The task ▸ The answer should be a single number: how many lines of the entries below hold the word "measurements".

Given entries ▸
━━━━━━━━━━━━━━━━━━━━

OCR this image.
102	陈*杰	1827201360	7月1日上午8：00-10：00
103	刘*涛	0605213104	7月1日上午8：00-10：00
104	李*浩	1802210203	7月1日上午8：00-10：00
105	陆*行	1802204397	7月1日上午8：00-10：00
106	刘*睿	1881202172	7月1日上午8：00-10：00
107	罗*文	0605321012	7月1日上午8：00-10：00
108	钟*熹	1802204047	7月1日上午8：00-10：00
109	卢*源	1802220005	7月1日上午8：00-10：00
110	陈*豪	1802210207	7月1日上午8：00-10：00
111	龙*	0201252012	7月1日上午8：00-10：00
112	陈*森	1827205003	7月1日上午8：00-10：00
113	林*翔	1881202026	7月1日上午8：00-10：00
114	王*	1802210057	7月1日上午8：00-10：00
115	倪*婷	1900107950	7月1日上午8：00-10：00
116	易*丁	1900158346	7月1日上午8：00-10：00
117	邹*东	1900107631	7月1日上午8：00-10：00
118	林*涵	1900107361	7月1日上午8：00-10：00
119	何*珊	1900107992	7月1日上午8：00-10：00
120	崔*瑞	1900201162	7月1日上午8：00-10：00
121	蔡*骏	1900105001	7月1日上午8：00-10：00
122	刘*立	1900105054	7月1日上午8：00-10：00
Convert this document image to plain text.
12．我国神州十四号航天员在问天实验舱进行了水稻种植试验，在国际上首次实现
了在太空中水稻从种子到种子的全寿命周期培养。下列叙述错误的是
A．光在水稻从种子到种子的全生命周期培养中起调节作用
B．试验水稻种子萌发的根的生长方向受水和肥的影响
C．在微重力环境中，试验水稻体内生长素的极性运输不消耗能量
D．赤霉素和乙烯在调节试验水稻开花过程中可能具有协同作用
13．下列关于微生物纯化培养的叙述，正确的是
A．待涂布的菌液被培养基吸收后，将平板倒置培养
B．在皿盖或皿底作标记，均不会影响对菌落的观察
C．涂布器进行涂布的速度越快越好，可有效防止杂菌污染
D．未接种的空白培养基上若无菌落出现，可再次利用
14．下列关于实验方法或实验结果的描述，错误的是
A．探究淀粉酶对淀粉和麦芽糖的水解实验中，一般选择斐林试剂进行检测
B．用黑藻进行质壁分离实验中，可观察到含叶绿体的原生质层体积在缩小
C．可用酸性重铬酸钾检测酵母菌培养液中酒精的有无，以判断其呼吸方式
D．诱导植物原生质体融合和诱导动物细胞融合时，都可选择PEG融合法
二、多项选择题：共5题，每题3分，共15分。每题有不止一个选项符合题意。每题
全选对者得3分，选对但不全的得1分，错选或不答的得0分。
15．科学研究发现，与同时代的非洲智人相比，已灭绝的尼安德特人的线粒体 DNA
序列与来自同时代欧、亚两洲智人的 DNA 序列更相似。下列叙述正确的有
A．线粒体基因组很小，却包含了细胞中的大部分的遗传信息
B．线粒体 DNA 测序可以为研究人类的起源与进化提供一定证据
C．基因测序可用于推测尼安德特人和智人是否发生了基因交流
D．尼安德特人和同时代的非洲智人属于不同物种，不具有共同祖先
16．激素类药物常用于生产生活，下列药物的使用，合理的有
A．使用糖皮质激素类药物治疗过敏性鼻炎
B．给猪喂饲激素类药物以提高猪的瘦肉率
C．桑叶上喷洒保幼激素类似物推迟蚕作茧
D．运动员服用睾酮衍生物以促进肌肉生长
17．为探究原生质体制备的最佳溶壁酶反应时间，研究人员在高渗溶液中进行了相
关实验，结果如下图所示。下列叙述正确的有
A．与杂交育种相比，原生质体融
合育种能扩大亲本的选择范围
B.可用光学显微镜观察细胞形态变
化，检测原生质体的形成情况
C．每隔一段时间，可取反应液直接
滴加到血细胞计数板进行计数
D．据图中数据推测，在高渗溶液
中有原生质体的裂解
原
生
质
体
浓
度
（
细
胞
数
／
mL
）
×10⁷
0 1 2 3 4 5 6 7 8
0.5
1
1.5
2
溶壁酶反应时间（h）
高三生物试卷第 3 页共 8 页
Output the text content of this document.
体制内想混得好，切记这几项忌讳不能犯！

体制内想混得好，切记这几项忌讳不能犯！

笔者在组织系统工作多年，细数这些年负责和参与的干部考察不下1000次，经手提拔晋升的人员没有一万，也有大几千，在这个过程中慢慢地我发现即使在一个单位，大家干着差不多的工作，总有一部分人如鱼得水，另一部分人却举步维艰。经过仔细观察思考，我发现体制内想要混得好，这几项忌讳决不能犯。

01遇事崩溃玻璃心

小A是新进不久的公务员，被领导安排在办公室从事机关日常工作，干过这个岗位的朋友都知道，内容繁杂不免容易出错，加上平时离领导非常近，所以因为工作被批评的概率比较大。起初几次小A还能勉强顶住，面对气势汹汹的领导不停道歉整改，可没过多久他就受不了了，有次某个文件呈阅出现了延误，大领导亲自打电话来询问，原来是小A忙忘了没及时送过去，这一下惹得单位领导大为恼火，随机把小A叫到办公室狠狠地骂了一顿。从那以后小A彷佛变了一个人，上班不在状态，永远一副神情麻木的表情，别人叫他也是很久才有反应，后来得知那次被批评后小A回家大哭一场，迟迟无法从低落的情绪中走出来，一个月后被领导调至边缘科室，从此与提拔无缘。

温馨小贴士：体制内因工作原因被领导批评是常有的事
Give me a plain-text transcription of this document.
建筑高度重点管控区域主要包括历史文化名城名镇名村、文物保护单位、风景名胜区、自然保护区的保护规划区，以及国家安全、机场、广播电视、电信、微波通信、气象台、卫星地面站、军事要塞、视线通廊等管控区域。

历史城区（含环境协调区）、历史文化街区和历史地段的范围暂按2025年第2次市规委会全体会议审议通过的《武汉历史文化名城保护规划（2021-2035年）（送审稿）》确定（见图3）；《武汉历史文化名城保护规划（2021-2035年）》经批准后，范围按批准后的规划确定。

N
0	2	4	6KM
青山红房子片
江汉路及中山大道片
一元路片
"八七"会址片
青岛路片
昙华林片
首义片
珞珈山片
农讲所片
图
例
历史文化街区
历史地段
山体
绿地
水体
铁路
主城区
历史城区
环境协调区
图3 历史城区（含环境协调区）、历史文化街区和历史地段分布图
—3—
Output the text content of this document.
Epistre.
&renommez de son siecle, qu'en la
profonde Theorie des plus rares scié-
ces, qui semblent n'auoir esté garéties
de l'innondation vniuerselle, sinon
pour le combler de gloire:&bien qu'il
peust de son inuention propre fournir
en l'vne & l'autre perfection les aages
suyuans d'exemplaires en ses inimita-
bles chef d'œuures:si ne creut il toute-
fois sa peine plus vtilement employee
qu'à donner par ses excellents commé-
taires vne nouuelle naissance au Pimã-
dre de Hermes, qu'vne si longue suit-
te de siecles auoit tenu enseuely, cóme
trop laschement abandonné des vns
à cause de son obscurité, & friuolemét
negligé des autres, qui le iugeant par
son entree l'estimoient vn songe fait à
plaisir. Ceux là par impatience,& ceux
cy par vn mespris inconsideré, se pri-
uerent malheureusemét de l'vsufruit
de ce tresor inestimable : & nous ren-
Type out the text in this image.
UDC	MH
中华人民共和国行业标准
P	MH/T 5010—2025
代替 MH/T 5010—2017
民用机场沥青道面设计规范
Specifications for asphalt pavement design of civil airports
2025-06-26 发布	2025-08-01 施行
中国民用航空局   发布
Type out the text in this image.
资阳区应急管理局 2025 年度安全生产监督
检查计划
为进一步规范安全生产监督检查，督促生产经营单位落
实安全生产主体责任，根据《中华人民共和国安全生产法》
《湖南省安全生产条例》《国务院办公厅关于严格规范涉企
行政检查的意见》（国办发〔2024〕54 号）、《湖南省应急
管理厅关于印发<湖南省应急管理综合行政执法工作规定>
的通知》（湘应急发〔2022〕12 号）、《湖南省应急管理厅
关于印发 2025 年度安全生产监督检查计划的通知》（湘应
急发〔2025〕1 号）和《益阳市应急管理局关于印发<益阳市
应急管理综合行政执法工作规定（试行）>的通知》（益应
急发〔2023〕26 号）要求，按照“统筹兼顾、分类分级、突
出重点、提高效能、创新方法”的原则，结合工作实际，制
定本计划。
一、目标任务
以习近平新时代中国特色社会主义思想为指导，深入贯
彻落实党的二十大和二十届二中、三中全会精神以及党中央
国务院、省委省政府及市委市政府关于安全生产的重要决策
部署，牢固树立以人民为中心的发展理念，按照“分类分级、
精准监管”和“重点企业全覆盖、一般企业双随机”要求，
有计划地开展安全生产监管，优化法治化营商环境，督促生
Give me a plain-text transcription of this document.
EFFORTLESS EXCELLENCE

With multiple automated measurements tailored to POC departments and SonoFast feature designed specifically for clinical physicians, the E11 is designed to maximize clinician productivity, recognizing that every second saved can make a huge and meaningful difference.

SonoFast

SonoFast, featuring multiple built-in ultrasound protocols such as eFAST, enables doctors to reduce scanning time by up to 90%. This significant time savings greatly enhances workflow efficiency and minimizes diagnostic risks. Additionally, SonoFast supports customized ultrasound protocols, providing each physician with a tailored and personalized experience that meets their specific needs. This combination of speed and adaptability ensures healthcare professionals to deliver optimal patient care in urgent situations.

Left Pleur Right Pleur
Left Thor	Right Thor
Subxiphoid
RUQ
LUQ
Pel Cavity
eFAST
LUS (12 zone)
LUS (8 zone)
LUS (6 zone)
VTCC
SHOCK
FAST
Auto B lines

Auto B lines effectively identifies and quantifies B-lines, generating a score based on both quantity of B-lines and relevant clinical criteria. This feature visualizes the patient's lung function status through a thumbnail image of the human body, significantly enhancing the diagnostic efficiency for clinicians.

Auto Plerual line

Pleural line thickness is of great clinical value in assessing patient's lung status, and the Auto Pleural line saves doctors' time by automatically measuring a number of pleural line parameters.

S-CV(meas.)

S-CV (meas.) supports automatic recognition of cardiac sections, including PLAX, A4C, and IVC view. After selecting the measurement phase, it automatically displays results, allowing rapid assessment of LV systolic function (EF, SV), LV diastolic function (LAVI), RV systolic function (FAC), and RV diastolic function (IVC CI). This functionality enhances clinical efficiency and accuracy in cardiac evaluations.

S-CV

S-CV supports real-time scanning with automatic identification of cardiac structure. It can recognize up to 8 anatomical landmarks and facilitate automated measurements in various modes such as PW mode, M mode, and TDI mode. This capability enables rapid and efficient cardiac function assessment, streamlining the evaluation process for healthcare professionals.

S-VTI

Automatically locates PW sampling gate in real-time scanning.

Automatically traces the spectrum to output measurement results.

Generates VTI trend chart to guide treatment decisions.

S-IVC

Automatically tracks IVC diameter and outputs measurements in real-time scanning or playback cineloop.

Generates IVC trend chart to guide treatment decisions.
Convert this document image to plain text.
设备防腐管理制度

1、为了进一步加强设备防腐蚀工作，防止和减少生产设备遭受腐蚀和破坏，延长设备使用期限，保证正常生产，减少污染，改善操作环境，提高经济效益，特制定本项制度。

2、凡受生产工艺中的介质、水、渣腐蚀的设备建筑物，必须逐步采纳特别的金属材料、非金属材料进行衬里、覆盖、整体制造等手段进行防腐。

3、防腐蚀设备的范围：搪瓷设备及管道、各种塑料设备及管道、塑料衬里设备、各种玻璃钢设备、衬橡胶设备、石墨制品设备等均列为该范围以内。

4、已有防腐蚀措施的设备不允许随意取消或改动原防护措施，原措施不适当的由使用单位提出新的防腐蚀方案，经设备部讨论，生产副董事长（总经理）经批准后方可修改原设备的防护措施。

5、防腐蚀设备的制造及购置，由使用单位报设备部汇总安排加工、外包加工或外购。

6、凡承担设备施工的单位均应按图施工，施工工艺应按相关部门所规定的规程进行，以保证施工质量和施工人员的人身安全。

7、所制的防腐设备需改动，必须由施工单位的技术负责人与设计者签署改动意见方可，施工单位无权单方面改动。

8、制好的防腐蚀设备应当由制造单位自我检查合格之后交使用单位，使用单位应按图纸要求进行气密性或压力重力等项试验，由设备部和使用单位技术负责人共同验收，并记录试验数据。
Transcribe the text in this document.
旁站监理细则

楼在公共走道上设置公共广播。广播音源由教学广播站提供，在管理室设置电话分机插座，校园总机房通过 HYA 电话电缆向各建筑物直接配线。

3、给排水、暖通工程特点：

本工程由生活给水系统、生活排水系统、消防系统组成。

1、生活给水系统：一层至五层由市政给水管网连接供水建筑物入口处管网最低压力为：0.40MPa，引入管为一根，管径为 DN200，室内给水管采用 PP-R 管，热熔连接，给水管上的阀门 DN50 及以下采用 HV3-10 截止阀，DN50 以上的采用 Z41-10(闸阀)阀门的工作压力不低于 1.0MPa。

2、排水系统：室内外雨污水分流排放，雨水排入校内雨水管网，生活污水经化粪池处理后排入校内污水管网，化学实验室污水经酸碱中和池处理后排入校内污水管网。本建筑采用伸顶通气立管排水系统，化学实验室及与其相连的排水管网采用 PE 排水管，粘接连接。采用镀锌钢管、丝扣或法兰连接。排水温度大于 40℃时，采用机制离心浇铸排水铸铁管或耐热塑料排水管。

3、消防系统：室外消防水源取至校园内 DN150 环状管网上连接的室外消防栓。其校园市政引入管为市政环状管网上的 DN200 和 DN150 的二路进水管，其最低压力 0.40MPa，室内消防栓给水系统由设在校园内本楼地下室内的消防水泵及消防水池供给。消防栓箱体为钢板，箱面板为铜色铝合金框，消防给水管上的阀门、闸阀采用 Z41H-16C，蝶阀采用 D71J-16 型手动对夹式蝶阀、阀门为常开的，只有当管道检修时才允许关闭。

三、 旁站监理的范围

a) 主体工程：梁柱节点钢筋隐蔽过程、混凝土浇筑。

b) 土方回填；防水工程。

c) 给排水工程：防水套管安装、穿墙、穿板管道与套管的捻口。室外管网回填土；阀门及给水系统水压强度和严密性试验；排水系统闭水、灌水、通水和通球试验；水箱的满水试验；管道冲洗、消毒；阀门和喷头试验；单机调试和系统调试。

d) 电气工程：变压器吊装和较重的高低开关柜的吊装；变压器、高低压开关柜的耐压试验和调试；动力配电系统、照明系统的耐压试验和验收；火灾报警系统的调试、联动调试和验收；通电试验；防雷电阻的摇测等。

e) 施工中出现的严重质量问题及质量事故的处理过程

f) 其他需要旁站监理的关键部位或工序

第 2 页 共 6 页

━━━━━━━━━━━━━━━━━━━━

Result below ▸ 3